• _SET EXERCISE_
Copy the lines of the material below word for word, starting at the line that contains "member-role: DIRECTOR xyxy=(401,232,633,263)" and ending after the line that contains "signature-stroke xyxy=(597,245,648,404)".

Records excerpted from a collection:
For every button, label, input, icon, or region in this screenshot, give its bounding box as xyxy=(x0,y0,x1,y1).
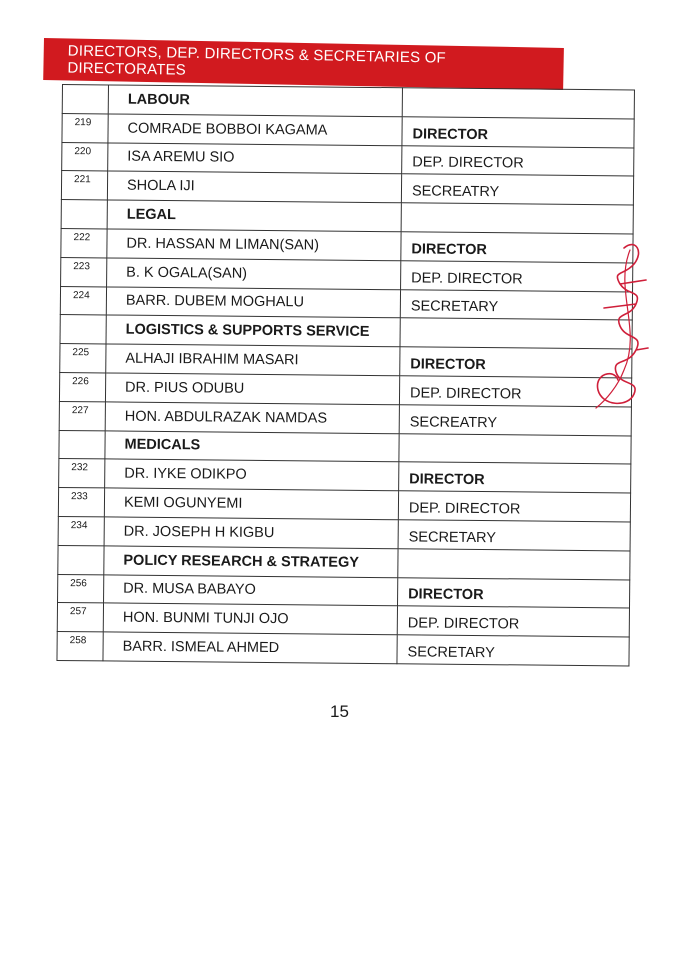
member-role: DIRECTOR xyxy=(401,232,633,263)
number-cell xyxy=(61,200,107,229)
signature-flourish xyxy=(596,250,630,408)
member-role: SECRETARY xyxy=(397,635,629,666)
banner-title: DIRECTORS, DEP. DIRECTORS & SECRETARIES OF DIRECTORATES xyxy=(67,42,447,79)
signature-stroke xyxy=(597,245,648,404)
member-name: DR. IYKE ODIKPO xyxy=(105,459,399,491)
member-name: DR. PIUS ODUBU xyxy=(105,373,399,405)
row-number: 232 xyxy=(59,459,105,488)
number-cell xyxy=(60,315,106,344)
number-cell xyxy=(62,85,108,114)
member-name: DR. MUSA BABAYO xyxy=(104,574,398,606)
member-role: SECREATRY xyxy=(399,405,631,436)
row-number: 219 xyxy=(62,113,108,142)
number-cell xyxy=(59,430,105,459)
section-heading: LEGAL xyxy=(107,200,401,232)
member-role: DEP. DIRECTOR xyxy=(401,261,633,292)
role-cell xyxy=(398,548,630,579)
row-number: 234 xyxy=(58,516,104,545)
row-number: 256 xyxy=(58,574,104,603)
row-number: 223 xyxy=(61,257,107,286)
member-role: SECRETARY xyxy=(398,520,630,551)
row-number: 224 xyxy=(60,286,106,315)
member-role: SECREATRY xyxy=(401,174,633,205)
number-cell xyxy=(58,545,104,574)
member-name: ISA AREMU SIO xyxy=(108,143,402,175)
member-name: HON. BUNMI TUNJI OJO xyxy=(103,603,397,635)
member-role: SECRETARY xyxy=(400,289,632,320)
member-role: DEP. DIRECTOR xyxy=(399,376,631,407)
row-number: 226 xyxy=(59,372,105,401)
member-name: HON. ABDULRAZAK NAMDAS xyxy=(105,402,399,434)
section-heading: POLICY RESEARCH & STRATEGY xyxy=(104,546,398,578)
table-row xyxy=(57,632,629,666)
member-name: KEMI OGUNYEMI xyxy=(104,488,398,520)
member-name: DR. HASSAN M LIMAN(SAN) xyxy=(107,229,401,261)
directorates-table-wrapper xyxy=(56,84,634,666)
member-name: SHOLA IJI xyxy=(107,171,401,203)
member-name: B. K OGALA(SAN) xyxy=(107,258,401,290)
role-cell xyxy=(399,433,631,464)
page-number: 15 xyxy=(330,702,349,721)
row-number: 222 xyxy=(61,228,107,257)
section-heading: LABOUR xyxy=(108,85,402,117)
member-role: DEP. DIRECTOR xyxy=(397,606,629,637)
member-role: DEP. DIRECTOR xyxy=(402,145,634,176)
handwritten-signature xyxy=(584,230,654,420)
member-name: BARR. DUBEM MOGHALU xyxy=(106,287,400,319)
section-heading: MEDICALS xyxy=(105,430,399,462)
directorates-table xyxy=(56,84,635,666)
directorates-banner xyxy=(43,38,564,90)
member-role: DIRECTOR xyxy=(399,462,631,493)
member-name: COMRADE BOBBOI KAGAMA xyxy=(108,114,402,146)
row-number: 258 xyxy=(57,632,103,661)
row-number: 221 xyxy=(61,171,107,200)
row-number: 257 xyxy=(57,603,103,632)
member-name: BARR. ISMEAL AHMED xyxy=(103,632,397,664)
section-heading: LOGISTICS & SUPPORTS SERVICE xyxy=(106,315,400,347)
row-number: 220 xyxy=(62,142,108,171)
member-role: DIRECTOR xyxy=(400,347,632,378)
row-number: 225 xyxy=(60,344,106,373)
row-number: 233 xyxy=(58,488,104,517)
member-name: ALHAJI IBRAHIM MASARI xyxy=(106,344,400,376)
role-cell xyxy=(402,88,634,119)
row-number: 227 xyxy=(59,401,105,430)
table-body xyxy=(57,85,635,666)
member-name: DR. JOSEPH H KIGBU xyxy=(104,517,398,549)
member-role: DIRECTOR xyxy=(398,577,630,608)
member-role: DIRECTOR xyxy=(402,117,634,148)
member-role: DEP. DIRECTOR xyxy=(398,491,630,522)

• _RESULT OF THE TASK_
member-role: DIRECTOR xyxy=(401,232,633,263)
number-cell xyxy=(61,200,107,229)
signature-flourish xyxy=(596,250,630,408)
member-role: SECRETARY xyxy=(397,635,629,666)
banner-title: DIRECTORS, DEP. DIRECTORS & SECRETARIES OF DIRECTORATES xyxy=(67,42,447,79)
signature-stroke xyxy=(597,245,648,404)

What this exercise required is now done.